Written request: From the listing below, extract each entry exactly as written, minus the images.

Stored records:

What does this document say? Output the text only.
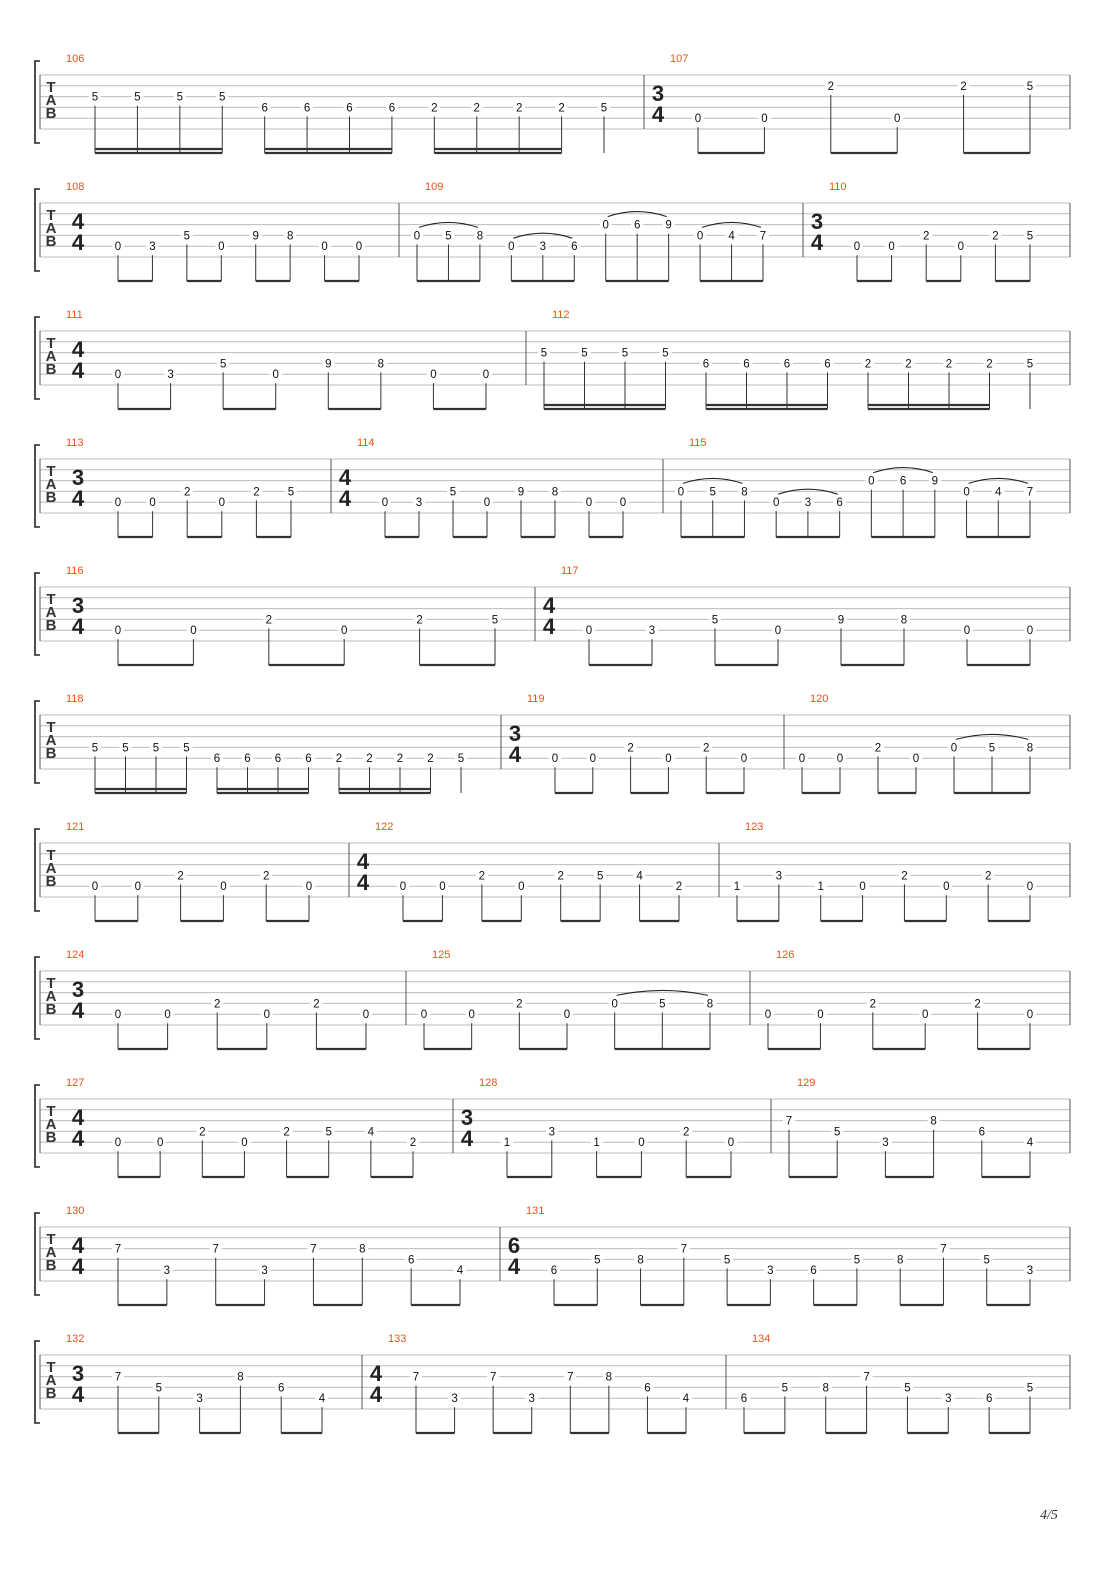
T
A
B
106
5	5	5	5
6	6	6	6	2	2	2	2	5
107
3
4	0	0
2
0
2	5
T
A
B
108
4
4	0 3
5
0
9 8
0 0
109
0 5 8
0 3 6
0 6 9
0 4 7
110
3
4	0 0
2
0
2 5
T
A
B
111
4
4	0	3
5
0
9	8
0	0
112
5	5	5	5
6	6	6	6	2	2	2	2	5
T
A
B
113
3
4	0 0
2
0
2 5
114
4
4	0 3
5
0
9 8
0 0
115
0 5 8
0 3 6
0 6 9
0 4 7
T
A
B
116
3
4	0	0
2
0
2	5
117
4
4	0	3
5
0
9	8
0	0
T
A
B
118
5 5 5 5
6 6 6 6 2 2 2 2 5
119
3
4	0	0
2
0
2
0
120
0	0
2
0
0	5	8
T
A
B
121
0	0
2
0
2
0
122
4
4	0	0
2
0
2	5	4
2
123
1
3
1	0
2
0
2
0
T
A
B
124
3
4	0	0
2
0
2
0
125
0	0
2
0
0	5	8
126
0	0
2
0
2
0
T
A
B
127
4
4	0	0
2
0
2	5	4
2
128
3
4	1
3
1	0
2
0
129
7
5
3
8
6
4
T
A
B
130
4
4
7
3
7
3
7	8
6
4
131
6
4	6
5	8
7
5
3	6
5	8
7
5
3
T
A
B
132
3
4
7
5
3
8
6
4
133
4
4
7
3
7
3
7	8
6
4
134
6
5	8
7
5
3	6
5
4/5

Output for this task:
What does this document say? Output the text only.
T
A
B
106
5	5	5	5
6	6	6	6	2	2	2	2	5
107
3
4	0	0
2
0
2	5
T
A
B
108
4
4	0 3
5
0
9 8
0 0
109
0 5 8
0 3 6
0 6 9
0 4 7
110
3
4	0 0
2
0
2 5
T
A
B
111
4
4	0	3
5
0
9	8
0	0
112
5	5	5	5
6	6	6	6	2	2	2	2	5
T
A
B
113
3
4	0 0
2
0
2 5
114
4
4	0 3
5
0
9 8
0 0
115
0 5 8
0 3 6
0 6 9
0 4 7
T
A
B
116
3
4	0	0
2
0
2	5
117
4
4	0	3
5
0
9	8
0	0
T
A
B
118
5 5 5 5
6 6 6 6 2 2 2 2 5
119
3
4	0	0
2
0
2
0
120
0	0
2
0
0	5	8
T
A
B
121
0	0
2
0
2
0
122
4
4	0	0
2
0
2	5	4
2
123
1
3
1	0
2
0
2
0
T
A
B
124
3
4	0	0
2
0
2
0
125
0	0
2
0
0	5	8
126
0	0
2
0
2
0
T
A
B
127
4
4	0	0
2
0
2	5	4
2
128
3
4	1
3
1	0
2
0
129
7
5
3
8
6
4
T
A
B
130
4
4
7
3
7
3
7	8
6
4
131
6
4	6
5	8
7
5
3	6
5	8
7
5
3
T
A
B
132
3
4
7
5
3
8
6
4
133
4
4
7
3
7
3
7	8
6
4
134
6
5	8
7
5
3	6
5
4/5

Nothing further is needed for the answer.